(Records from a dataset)

:::::

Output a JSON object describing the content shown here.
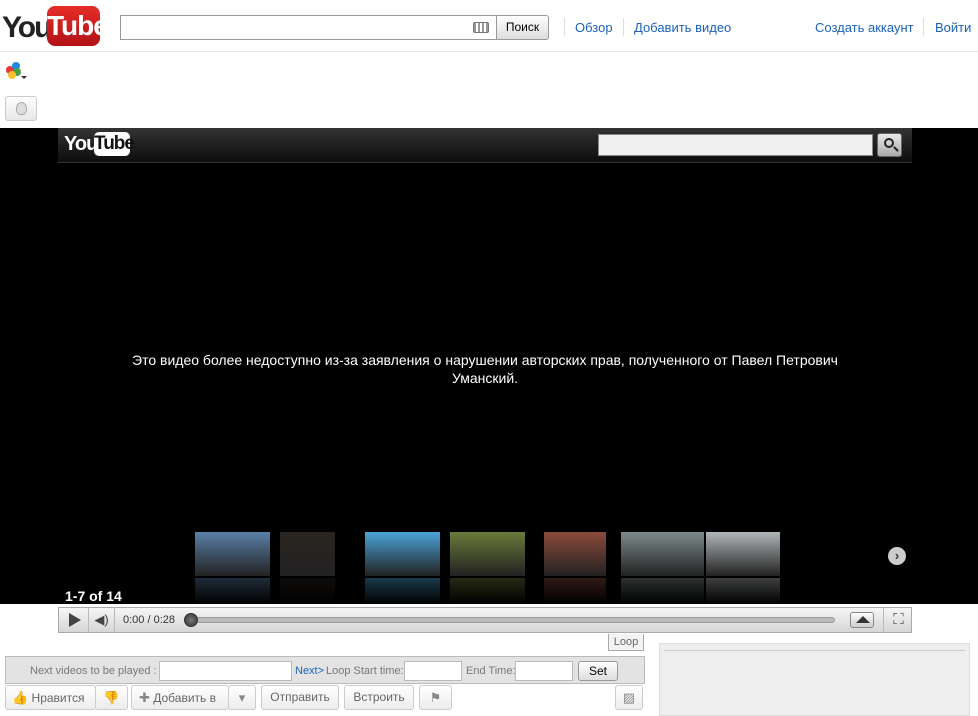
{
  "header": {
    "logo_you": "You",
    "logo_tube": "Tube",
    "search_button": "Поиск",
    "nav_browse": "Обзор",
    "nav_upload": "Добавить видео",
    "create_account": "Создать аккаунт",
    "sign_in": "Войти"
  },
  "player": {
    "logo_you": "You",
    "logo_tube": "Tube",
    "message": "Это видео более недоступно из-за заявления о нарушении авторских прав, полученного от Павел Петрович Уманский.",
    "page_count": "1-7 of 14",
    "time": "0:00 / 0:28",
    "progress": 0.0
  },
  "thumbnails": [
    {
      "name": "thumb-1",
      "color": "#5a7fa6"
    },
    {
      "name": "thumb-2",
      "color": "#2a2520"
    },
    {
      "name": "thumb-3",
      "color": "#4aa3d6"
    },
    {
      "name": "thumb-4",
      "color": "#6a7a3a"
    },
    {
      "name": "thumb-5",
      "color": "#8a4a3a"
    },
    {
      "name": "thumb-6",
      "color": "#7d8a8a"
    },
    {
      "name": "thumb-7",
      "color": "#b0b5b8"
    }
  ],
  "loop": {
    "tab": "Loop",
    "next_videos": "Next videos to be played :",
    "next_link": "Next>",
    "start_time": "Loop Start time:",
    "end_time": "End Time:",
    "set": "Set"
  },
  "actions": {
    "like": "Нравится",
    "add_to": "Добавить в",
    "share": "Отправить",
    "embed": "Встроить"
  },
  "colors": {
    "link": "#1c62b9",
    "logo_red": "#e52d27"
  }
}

:::::

_Task details:_ Copy out every line from the records that has the word "name".

_Task output:_
      "name": "thumb-1",
      "name": "thumb-2",
      "name": "thumb-3",
      "name": "thumb-4",
      "name": "thumb-5",
      "name": "thumb-6",
      "name": "thumb-7",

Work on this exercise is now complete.